[THE TASK]
Without the pictures, return all of the material exactly as written.

[Saved entries]
◇ ◇ ◇ ◇ ◇ ◇ ◇

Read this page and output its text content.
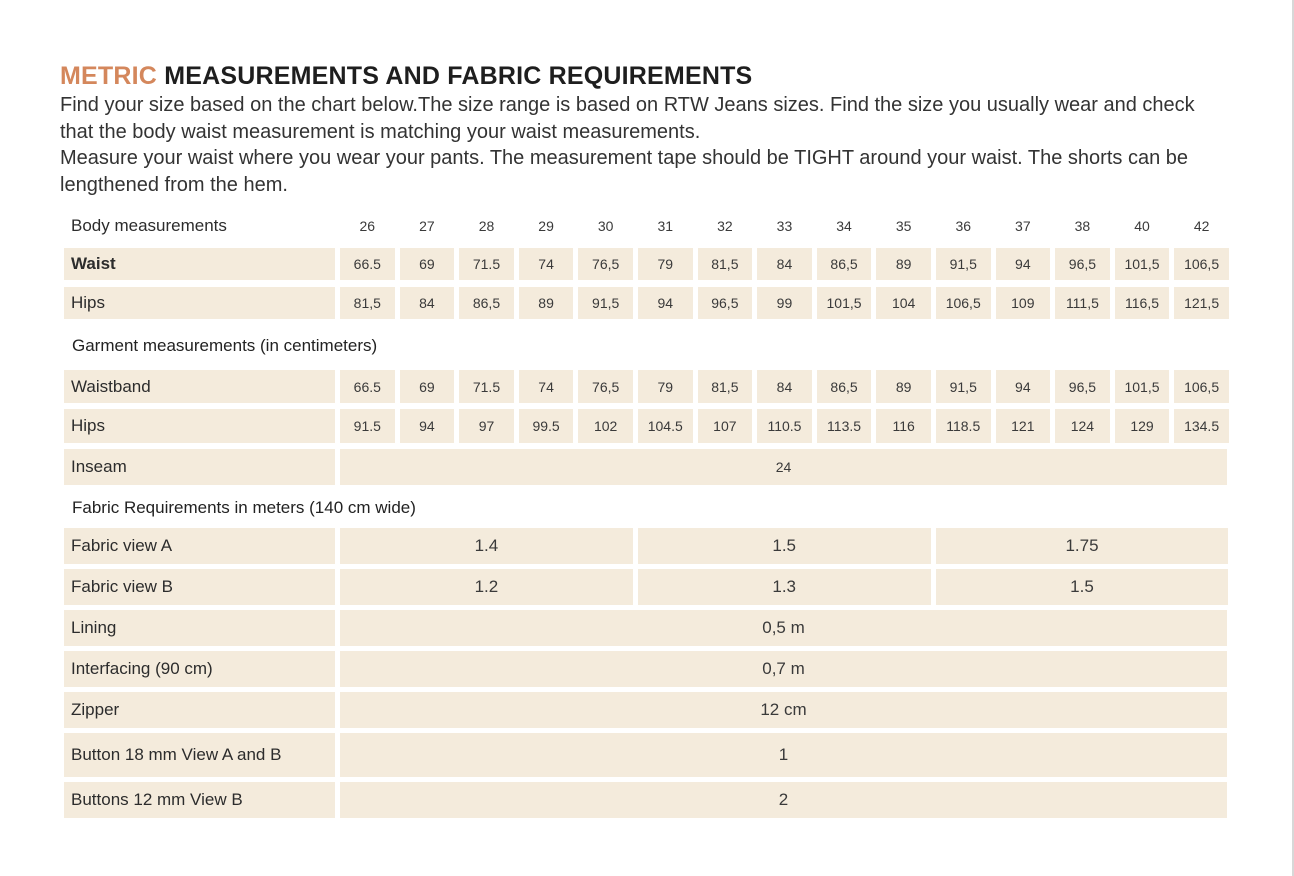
METRIC MEASUREMENTS AND FABRIC REQUIREMENTS

Find your size based on the chart below.The size range is based on RTW Jeans sizes. Find the size you usually wear and check that the body waist measurement is matching your waist measurements.

Measure your waist where you wear your pants. The measurement tape should be TIGHT around your waist. The shorts can be lengthened from the hem.

Body measurements	26	27	28	29	30	31	32	33	34	35	36	37	38	40	42
Waist	66.5	69	71.5	74	76,5	79	81,5	84	86,5	89	91,5	94	96,5	101,5	106,5
Hips	81,5	84	86,5	89	91,5	94	96,5	99	101,5	104	106,5	109	111,5	116,5	121,5
Garment measurements (in centimeters)
Waistband	66.5	69	71.5	74	76,5	79	81,5	84	86,5	89	91,5	94	96,5	101,5	106,5
Hips	91.5	94	97	99.5	102	104.5	107	110.5	113.5	116	118.5	121	124	129	134.5
Inseam	24
Fabric Requirements in meters (140 cm wide)
Fabric view A	1.4	1.5	1.75
Fabric view B	1.2	1.3	1.5
Lining	0,5 m
Interfacing (90 cm)	0,7 m
Zipper	12 cm
Button 18 mm View A and B	1
Buttons 12 mm View B	2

◇ ◇ ◇ ◇ ◇ ◇ ◇

[FINISHED ANSWER]
Read this page and output its text content.
METRIC MEASUREMENTS AND FABRIC REQUIREMENTS

Find your size based on the chart below.The size range is based on RTW Jeans sizes. Find the size you usually wear and check that the body waist measurement is matching your waist measurements.

Measure your waist where you wear your pants. The measurement tape should be TIGHT around your waist. The shorts can be lengthened from the hem.

Body measurements	26	27	28	29	30	31	32	33	34	35	36	37	38	40	42
Waist	66.5	69	71.5	74	76,5	79	81,5	84	86,5	89	91,5	94	96,5	101,5	106,5
Hips	81,5	84	86,5	89	91,5	94	96,5	99	101,5	104	106,5	109	111,5	116,5	121,5
Garment measurements (in centimeters)
Waistband	66.5	69	71.5	74	76,5	79	81,5	84	86,5	89	91,5	94	96,5	101,5	106,5
Hips	91.5	94	97	99.5	102	104.5	107	110.5	113.5	116	118.5	121	124	129	134.5
Inseam	24
Fabric Requirements in meters (140 cm wide)
Fabric view A	1.4	1.5	1.75
Fabric view B	1.2	1.3	1.5
Lining	0,5 m
Interfacing (90 cm)	0,7 m
Zipper	12 cm
Button 18 mm View A and B	1
Buttons 12 mm View B	2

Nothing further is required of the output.